■ **What you have to do**: Each entry must appear again exactly as it does in the source.

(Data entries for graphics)
(begin)
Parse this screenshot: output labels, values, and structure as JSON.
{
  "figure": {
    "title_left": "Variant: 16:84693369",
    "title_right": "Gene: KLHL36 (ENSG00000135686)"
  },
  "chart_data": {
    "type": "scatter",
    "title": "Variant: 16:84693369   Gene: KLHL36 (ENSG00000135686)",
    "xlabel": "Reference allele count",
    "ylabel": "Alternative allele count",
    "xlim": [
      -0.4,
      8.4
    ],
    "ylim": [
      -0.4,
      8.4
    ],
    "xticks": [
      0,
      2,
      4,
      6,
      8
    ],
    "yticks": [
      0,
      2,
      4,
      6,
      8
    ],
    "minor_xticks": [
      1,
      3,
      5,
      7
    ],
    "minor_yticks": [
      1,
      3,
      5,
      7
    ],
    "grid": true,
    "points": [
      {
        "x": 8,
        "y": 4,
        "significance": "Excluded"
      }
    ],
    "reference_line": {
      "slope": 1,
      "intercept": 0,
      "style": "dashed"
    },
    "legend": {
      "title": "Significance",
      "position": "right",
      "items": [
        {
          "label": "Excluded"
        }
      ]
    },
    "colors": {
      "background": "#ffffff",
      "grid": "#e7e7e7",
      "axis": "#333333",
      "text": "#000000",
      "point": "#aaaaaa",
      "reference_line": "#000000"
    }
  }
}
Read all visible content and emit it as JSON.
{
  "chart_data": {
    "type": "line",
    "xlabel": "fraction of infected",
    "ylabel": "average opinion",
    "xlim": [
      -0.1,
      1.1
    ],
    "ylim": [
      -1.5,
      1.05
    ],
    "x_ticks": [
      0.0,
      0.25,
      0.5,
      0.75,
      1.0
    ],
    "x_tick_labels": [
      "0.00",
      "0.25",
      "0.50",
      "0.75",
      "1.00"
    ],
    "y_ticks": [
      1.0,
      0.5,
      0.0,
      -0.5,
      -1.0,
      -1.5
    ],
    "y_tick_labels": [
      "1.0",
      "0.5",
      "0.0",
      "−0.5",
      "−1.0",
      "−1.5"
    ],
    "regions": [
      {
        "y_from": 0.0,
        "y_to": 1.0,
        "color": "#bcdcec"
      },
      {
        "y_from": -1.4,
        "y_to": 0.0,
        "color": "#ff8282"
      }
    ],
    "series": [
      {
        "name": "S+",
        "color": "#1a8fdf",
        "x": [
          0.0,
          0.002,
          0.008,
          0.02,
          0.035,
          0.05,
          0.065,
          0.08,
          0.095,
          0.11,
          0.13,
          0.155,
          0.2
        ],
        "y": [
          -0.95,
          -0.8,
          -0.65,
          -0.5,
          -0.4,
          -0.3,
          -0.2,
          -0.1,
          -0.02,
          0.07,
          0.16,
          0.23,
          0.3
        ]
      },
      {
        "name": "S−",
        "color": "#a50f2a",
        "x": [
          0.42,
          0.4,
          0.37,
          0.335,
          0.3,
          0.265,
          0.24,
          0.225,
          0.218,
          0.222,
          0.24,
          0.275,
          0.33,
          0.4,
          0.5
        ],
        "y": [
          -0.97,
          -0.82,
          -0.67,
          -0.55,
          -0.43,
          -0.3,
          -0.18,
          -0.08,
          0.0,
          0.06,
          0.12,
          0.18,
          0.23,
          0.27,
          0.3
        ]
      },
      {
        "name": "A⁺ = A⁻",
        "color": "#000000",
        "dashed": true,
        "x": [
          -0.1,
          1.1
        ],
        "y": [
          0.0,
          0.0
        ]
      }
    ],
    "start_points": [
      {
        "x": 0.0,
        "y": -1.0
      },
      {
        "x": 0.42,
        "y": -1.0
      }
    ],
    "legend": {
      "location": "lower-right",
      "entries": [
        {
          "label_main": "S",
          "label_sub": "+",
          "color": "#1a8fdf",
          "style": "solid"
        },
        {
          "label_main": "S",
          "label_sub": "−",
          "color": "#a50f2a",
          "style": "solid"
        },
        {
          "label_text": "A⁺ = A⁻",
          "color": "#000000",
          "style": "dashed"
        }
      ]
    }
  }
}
(end)
■ **Problem solution**:
Parse this screenshot: output labels, values, and structure as JSON.
{
  "figure": {
    "title_left": "Variant: 16:84693369",
    "title_right": "Gene: KLHL36 (ENSG00000135686)"
  },
  "chart_data": {
    "type": "scatter",
    "title": "Variant: 16:84693369   Gene: KLHL36 (ENSG00000135686)",
    "xlabel": "Reference allele count",
    "ylabel": "Alternative allele count",
    "xlim": [
      -0.4,
      8.4
    ],
    "ylim": [
      -0.4,
      8.4
    ],
    "xticks": [
      0,
      2,
      4,
      6,
      8
    ],
    "yticks": [
      0,
      2,
      4,
      6,
      8
    ],
    "minor_xticks": [
      1,
      3,
      5,
      7
    ],
    "minor_yticks": [
      1,
      3,
      5,
      7
    ],
    "grid": true,
    "points": [
      {
        "x": 8,
        "y": 4,
        "significance": "Excluded"
      }
    ],
    "reference_line": {
      "slope": 1,
      "intercept": 0,
      "style": "dashed"
    },
    "legend": {
      "title": "Significance",
      "position": "right",
      "items": [
        {
          "label": "Excluded"
        }
      ]
    },
    "colors": {
      "background": "#ffffff",
      "grid": "#e7e7e7",
      "axis": "#333333",
      "text": "#000000",
      "point": "#aaaaaa",
      "reference_line": "#000000"
    }
  }
}
Read all visible content and emit it as JSON.
{
  "chart_data": {
    "type": "line",
    "xlabel": "fraction of infected",
    "ylabel": "average opinion",
    "xlim": [
      -0.1,
      1.1
    ],
    "ylim": [
      -1.5,
      1.05
    ],
    "x_ticks": [
      0.0,
      0.25,
      0.5,
      0.75,
      1.0
    ],
    "x_tick_labels": [
      "0.00",
      "0.25",
      "0.50",
      "0.75",
      "1.00"
    ],
    "y_ticks": [
      1.0,
      0.5,
      0.0,
      -0.5,
      -1.0,
      -1.5
    ],
    "y_tick_labels": [
      "1.0",
      "0.5",
      "0.0",
      "−0.5",
      "−1.0",
      "−1.5"
    ],
    "regions": [
      {
        "y_from": 0.0,
        "y_to": 1.0,
        "color": "#bcdcec"
      },
      {
        "y_from": -1.4,
        "y_to": 0.0,
        "color": "#ff8282"
      }
    ],
    "series": [
      {
        "name": "S+",
        "color": "#1a8fdf",
        "x": [
          0.0,
          0.002,
          0.008,
          0.02,
          0.035,
          0.05,
          0.065,
          0.08,
          0.095,
          0.11,
          0.13,
          0.155,
          0.2
        ],
        "y": [
          -0.95,
          -0.8,
          -0.65,
          -0.5,
          -0.4,
          -0.3,
          -0.2,
          -0.1,
          -0.02,
          0.07,
          0.16,
          0.23,
          0.3
        ]
      },
      {
        "name": "S−",
        "color": "#a50f2a",
        "x": [
          0.42,
          0.4,
          0.37,
          0.335,
          0.3,
          0.265,
          0.24,
          0.225,
          0.218,
          0.222,
          0.24,
          0.275,
          0.33,
          0.4,
          0.5
        ],
        "y": [
          -0.97,
          -0.82,
          -0.67,
          -0.55,
          -0.43,
          -0.3,
          -0.18,
          -0.08,
          0.0,
          0.06,
          0.12,
          0.18,
          0.23,
          0.27,
          0.3
        ]
      },
      {
        "name": "A⁺ = A⁻",
        "color": "#000000",
        "dashed": true,
        "x": [
          -0.1,
          1.1
        ],
        "y": [
          0.0,
          0.0
        ]
      }
    ],
    "start_points": [
      {
        "x": 0.0,
        "y": -1.0
      },
      {
        "x": 0.42,
        "y": -1.0
      }
    ],
    "legend": {
      "location": "lower-right",
      "entries": [
        {
          "label_main": "S",
          "label_sub": "+",
          "color": "#1a8fdf",
          "style": "solid"
        },
        {
          "label_main": "S",
          "label_sub": "−",
          "color": "#a50f2a",
          "style": "solid"
        },
        {
          "label_text": "A⁺ = A⁻",
          "color": "#000000",
          "style": "dashed"
        }
      ]
    }
  }
}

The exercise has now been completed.